Working data:
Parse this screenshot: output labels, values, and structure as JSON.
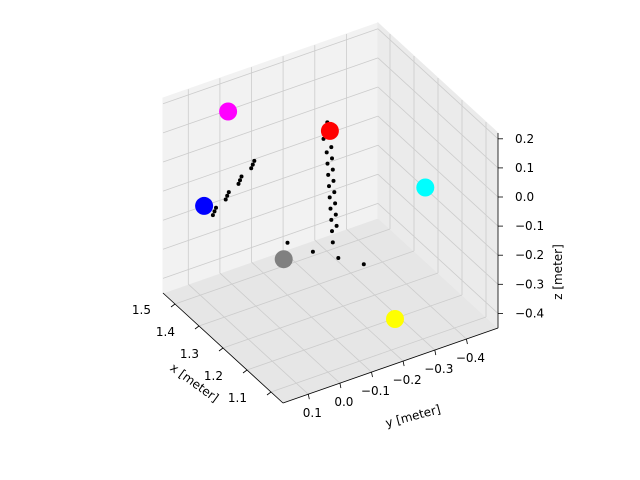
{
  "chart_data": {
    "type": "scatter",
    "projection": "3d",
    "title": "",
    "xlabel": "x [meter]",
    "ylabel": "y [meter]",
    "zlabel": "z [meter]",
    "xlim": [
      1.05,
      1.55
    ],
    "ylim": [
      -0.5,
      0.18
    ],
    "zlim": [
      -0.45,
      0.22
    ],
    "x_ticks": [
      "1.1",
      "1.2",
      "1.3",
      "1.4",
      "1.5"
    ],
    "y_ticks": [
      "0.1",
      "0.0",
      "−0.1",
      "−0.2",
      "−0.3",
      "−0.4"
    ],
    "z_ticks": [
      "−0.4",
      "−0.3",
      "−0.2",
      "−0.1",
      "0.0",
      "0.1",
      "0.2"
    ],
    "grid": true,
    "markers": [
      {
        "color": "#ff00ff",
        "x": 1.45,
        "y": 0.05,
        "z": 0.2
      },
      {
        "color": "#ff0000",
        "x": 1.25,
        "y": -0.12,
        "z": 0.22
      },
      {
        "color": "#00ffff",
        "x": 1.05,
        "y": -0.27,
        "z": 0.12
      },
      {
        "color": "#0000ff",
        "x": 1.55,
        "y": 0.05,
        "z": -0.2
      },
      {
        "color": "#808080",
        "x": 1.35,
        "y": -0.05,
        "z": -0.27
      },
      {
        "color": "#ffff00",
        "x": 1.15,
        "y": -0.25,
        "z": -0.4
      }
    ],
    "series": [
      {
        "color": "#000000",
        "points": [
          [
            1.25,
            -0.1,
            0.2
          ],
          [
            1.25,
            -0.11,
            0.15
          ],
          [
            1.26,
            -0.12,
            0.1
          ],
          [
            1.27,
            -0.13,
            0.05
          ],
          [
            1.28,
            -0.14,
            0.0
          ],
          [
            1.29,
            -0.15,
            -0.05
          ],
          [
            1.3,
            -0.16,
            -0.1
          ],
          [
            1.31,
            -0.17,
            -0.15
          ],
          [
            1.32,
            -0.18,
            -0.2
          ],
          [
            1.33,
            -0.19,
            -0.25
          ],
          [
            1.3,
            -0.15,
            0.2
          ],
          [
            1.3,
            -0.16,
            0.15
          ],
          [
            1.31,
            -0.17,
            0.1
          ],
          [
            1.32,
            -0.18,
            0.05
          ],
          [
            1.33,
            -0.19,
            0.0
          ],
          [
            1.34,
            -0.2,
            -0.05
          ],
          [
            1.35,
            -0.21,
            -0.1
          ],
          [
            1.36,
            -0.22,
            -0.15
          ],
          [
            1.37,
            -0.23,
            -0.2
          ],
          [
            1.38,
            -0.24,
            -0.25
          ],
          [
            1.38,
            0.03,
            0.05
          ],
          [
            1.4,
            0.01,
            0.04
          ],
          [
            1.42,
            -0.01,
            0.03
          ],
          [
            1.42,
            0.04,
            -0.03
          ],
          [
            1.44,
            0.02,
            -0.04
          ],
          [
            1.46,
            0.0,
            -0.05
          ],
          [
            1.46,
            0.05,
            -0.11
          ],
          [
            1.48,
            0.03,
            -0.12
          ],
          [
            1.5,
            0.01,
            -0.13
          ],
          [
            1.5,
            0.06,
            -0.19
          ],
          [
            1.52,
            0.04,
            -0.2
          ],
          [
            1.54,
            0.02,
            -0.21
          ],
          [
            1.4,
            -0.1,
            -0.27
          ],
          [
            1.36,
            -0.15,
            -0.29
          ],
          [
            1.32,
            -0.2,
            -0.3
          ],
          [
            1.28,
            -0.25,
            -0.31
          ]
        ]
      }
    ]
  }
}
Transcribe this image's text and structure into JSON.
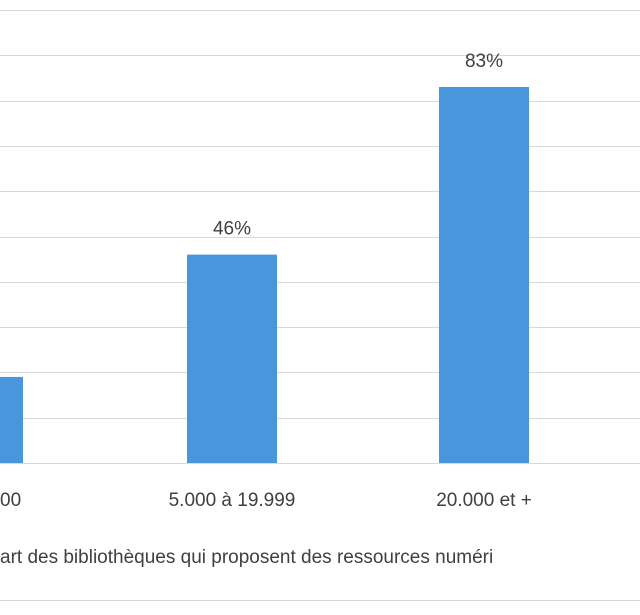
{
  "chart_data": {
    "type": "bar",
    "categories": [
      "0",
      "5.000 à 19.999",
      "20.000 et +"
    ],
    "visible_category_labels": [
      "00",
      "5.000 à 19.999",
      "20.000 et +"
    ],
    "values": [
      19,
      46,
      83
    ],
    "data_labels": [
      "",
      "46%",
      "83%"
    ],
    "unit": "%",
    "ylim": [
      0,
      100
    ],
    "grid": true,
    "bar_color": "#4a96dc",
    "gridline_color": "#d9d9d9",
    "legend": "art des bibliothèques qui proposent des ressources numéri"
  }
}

Aim:
Within the listing, how many lines hold the word "JSON"? Only the number is to be given.

Response to the task:
2